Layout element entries
===
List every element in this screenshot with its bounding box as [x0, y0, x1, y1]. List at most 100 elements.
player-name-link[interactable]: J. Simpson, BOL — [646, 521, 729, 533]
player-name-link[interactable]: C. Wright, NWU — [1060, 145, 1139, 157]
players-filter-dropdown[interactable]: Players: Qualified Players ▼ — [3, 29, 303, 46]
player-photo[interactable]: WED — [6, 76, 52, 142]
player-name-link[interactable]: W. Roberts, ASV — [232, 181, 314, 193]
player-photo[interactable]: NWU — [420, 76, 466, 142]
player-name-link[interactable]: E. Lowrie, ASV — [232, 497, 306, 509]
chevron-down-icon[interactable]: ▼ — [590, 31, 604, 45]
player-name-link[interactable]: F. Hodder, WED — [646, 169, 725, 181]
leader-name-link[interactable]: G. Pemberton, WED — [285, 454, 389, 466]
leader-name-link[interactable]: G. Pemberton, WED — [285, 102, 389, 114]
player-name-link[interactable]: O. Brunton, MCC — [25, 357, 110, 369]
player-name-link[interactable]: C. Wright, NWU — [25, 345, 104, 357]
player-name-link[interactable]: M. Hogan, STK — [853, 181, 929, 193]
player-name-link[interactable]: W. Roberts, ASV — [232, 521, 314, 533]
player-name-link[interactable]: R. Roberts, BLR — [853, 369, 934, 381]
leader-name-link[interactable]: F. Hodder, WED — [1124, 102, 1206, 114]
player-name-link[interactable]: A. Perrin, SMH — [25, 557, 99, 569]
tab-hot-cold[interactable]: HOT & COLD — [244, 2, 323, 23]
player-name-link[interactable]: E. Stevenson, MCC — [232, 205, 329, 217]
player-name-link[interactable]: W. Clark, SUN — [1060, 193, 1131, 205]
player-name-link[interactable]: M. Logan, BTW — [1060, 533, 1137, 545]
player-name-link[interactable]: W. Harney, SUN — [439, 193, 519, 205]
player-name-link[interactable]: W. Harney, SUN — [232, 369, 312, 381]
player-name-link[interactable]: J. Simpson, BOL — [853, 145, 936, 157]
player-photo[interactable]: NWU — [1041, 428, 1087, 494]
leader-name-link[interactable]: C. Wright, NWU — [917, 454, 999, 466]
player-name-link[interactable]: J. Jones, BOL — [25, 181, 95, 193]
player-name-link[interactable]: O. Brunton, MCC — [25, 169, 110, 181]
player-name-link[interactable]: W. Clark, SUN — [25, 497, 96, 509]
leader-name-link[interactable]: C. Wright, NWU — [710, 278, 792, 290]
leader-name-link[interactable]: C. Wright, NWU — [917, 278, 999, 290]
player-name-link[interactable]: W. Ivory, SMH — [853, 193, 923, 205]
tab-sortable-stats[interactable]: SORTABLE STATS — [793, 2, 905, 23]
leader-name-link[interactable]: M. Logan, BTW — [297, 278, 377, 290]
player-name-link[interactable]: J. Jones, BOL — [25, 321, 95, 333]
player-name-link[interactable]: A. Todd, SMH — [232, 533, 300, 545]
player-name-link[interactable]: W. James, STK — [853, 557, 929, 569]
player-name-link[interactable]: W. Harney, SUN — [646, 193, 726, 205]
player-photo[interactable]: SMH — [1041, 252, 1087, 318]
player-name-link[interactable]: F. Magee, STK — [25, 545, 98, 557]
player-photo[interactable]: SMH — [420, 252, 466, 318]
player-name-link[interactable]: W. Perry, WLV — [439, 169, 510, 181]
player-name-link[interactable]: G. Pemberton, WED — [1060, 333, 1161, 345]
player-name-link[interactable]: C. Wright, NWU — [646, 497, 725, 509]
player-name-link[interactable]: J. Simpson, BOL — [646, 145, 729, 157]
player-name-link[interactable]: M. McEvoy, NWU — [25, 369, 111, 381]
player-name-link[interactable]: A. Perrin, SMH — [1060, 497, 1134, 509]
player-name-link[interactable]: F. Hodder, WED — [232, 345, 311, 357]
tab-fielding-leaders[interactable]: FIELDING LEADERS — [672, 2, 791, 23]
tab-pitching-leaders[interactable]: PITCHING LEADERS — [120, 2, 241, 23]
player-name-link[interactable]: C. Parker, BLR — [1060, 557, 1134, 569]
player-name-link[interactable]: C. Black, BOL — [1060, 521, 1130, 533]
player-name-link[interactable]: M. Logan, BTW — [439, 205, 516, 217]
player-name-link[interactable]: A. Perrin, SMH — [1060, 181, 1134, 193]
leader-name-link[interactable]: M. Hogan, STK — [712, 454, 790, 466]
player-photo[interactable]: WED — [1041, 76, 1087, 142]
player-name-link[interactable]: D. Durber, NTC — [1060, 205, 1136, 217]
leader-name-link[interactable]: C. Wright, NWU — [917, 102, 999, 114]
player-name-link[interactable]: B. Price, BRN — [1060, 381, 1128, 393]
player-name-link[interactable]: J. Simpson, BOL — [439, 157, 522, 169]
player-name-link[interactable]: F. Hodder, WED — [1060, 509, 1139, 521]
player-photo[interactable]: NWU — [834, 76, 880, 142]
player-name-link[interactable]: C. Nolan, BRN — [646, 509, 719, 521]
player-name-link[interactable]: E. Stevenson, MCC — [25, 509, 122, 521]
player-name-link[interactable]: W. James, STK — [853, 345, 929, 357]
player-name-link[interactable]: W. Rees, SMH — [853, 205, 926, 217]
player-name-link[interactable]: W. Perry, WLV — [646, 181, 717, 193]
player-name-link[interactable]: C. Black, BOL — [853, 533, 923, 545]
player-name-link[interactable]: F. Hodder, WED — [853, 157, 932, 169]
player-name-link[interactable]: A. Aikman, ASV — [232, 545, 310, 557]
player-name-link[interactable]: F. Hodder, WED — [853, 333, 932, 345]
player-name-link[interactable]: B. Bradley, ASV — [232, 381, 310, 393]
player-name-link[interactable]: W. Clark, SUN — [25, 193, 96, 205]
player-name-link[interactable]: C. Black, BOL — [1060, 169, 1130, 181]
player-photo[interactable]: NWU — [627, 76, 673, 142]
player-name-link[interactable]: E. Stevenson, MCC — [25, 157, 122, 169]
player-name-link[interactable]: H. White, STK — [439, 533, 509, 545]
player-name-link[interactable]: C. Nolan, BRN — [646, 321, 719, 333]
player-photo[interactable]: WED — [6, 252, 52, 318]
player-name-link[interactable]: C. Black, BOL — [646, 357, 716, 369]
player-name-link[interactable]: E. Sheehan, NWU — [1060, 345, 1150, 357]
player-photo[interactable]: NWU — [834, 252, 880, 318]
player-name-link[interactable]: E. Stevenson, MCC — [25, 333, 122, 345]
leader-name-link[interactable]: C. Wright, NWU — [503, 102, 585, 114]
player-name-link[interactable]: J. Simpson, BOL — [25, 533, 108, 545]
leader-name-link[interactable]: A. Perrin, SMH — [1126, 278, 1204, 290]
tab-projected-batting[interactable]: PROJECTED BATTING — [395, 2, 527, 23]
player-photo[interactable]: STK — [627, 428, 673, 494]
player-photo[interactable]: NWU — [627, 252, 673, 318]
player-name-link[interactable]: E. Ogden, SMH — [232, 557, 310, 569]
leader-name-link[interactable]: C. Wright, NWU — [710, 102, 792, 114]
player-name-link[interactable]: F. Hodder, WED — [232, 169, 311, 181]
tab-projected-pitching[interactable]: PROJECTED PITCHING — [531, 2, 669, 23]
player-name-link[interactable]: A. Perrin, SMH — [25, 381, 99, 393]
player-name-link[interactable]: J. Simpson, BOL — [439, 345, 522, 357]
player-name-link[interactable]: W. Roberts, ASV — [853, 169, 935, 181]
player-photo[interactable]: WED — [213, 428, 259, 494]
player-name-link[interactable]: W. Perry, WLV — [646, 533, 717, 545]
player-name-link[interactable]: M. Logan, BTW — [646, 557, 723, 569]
===
## [PROBLEM TO WORK ON]
Put each line of the data above into a JSON array of strings, one string per line, and omit any blank lines.

## [EXERCISE OUTPUT]
[
  "List every element in this screenshot with its bounding box as [x0, y0, x1, y1]. List at most 100 elements.",
  "player-name-link[interactable]: J. Simpson, BOL — [646, 521, 729, 533]",
  "player-name-link[interactable]: C. Wright, NWU — [1060, 145, 1139, 157]",
  "players-filter-dropdown[interactable]: Players: Qualified Players ▼ — [3, 29, 303, 46]",
  "player-photo[interactable]: WED — [6, 76, 52, 142]",
  "player-name-link[interactable]: W. Roberts, ASV — [232, 181, 314, 193]",
  "player-photo[interactable]: NWU — [420, 76, 466, 142]",
  "player-name-link[interactable]: E. Lowrie, ASV — [232, 497, 306, 509]",
  "chevron-down-icon[interactable]: ▼ — [590, 31, 604, 45]",
  "player-name-link[interactable]: F. Hodder, WED — [646, 169, 725, 181]",
  "leader-name-link[interactable]: G. Pemberton, WED — [285, 454, 389, 466]",
  "leader-name-link[interactable]: G. Pemberton, WED — [285, 102, 389, 114]",
  "player-name-link[interactable]: O. Brunton, MCC — [25, 357, 110, 369]",
  "player-name-link[interactable]: C. Wright, NWU — [25, 345, 104, 357]",
  "player-name-link[interactable]: M. Hogan, STK — [853, 181, 929, 193]",
  "player-name-link[interactable]: W. Roberts, ASV — [232, 521, 314, 533]",
  "player-name-link[interactable]: R. Roberts, BLR — [853, 369, 934, 381]",
  "leader-name-link[interactable]: F. Hodder, WED — [1124, 102, 1206, 114]",
  "player-name-link[interactable]: A. Perrin, SMH — [25, 557, 99, 569]",
  "tab-hot-cold[interactable]: HOT & COLD — [244, 2, 323, 23]",
  "player-name-link[interactable]: E. Stevenson, MCC — [232, 205, 329, 217]",
  "player-name-link[interactable]: W. Clark, SUN — [1060, 193, 1131, 205]",
  "player-name-link[interactable]: M. Logan, BTW — [1060, 533, 1137, 545]",
  "player-name-link[interactable]: W. Harney, SUN — [439, 193, 519, 205]",
  "player-name-link[interactable]: W. Harney, SUN — [232, 369, 312, 381]",
  "player-name-link[interactable]: J. Simpson, BOL — [853, 145, 936, 157]",
  "player-photo[interactable]: NWU — [1041, 428, 1087, 494]",
  "leader-name-link[interactable]: C. Wright, NWU — [917, 454, 999, 466]",
  "player-name-link[interactable]: J. Jones, BOL — [25, 181, 95, 193]",
  "player-name-link[interactable]: O. Brunton, MCC — [25, 169, 110, 181]",
  "player-name-link[interactable]: W. Clark, SUN — [25, 497, 96, 509]",
  "leader-name-link[interactable]: C. Wright, NWU — [710, 278, 792, 290]",
  "leader-name-link[interactable]: C. Wright, NWU — [917, 278, 999, 290]",
  "player-name-link[interactable]: W. Ivory, SMH — [853, 193, 923, 205]",
  "tab-sortable-stats[interactable]: SORTABLE STATS — [793, 2, 905, 23]",
  "leader-name-link[interactable]: M. Logan, BTW — [297, 278, 377, 290]",
  "player-name-link[interactable]: J. Jones, BOL — [25, 321, 95, 333]",
  "player-name-link[interactable]: A. Todd, SMH — [232, 533, 300, 545]",
  "player-name-link[interactable]: W. James, STK — [853, 557, 929, 569]",
  "player-name-link[interactable]: W. Harney, SUN — [646, 193, 726, 205]",
  "player-photo[interactable]: SMH — [1041, 252, 1087, 318]",
  "player-name-link[interactable]: F. Magee, STK — [25, 545, 98, 557]",
  "player-photo[interactable]: SMH — [420, 252, 466, 318]",
  "player-name-link[interactable]: W. Perry, WLV — [439, 169, 510, 181]",
  "player-name-link[interactable]: G. Pemberton, WED — [1060, 333, 1161, 345]",
  "player-name-link[interactable]: C. Wright, NWU — [646, 497, 725, 509]",
  "player-name-link[interactable]: J. Simpson, BOL — [646, 145, 729, 157]",
  "player-name-link[interactable]: M. McEvoy, NWU — [25, 369, 111, 381]",
  "player-name-link[interactable]: A. Perrin, SMH — [1060, 497, 1134, 509]",
  "player-name-link[interactable]: F. Hodder, WED — [232, 345, 311, 357]",
  "tab-fielding-leaders[interactable]: FIELDING LEADERS — [672, 2, 791, 23]",
  "tab-pitching-leaders[interactable]: PITCHING LEADERS — [120, 2, 241, 23]",
  "player-name-link[interactable]: C. Parker, BLR — [1060, 557, 1134, 569]",
  "player-name-link[interactable]: C. Black, BOL — [1060, 521, 1130, 533]",
  "player-name-link[interactable]: M. Logan, BTW — [439, 205, 516, 217]",
  "player-name-link[interactable]: A. Perrin, SMH — [1060, 181, 1134, 193]",
  "leader-name-link[interactable]: M. Hogan, STK — [712, 454, 790, 466]",
  "player-photo[interactable]: WED — [1041, 76, 1087, 142]",
  "player-name-link[interactable]: D. Durber, NTC — [1060, 205, 1136, 217]",
  "leader-name-link[interactable]: C. Wright, NWU — [917, 102, 999, 114]",
  "player-name-link[interactable]: B. Price, BRN — [1060, 381, 1128, 393]",
  "player-name-link[interactable]: J. Simpson, BOL — [439, 157, 522, 169]",
  "player-name-link[interactable]: F. Hodder, WED — [1060, 509, 1139, 521]",
  "player-photo[interactable]: NWU — [834, 76, 880, 142]",
  "player-name-link[interactable]: C. Nolan, BRN — [646, 509, 719, 521]",
  "player-name-link[interactable]: E. Stevenson, MCC — [25, 509, 122, 521]",
  "player-name-link[interactable]: W. James, STK — [853, 345, 929, 357]",
  "player-name-link[interactable]: W. Rees, SMH — [853, 205, 926, 217]",
  "player-name-link[interactable]: W. Perry, WLV — [646, 181, 717, 193]",
  "player-name-link[interactable]: C. Black, BOL — [853, 533, 923, 545]",
  "player-name-link[interactable]: F. Hodder, WED — [853, 157, 932, 169]",
  "player-name-link[interactable]: A. Aikman, ASV — [232, 545, 310, 557]",
  "player-name-link[interactable]: F. Hodder, WED — [853, 333, 932, 345]",
  "player-name-link[interactable]: B. Bradley, ASV — [232, 381, 310, 393]",
  "player-name-link[interactable]: W. Clark, SUN — [25, 193, 96, 205]",
  "player-name-link[interactable]: C. Black, BOL — [1060, 169, 1130, 181]",
  "player-photo[interactable]: NWU — [627, 76, 673, 142]",
  "player-name-link[interactable]: E. Stevenson, MCC — [25, 157, 122, 169]",
  "player-name-link[interactable]: H. White, STK — [439, 533, 509, 545]",
  "player-name-link[interactable]: C. Nolan, BRN — [646, 321, 719, 333]",
  "player-photo[interactable]: WED — [6, 252, 52, 318]",
  "player-name-link[interactable]: C. Black, BOL — [646, 357, 716, 369]",
  "player-name-link[interactable]: E. Sheehan, NWU — [1060, 345, 1150, 357]",
  "player-photo[interactable]: NWU — [834, 252, 880, 318]",
  "player-name-link[interactable]: E. Stevenson, MCC — [25, 333, 122, 345]",
  "leader-name-link[interactable]: C. Wright, NWU — [503, 102, 585, 114]",
  "player-name-link[interactable]: J. Simpson, BOL — [25, 533, 108, 545]",
  "leader-name-link[interactable]: A. Perrin, SMH — [1126, 278, 1204, 290]",
  "tab-projected-batting[interactable]: PROJECTED BATTING — [395, 2, 527, 23]",
  "player-photo[interactable]: STK — [627, 428, 673, 494]",
  "player-photo[interactable]: NWU — [627, 252, 673, 318]",
  "player-name-link[interactable]: E. Ogden, SMH — [232, 557, 310, 569]",
  "leader-name-link[interactable]: C. Wright, NWU — [710, 102, 792, 114]",
  "player-name-link[interactable]: F. Hodder, WED — [232, 169, 311, 181]",
  "tab-projected-pitching[interactable]: PROJECTED PITCHING — [531, 2, 669, 23]",
  "player-name-link[interactable]: A. Perrin, SMH — [25, 381, 99, 393]",
  "player-name-link[interactable]: J. Simpson, BOL — [439, 345, 522, 357]",
  "player-name-link[interactable]: W. Roberts, ASV — [853, 169, 935, 181]",
  "player-photo[interactable]: WED — [213, 428, 259, 494]",
  "player-name-link[interactable]: W. Perry, WLV — [646, 533, 717, 545]",
  "player-name-link[interactable]: M. Logan, BTW — [646, 557, 723, 569]"
]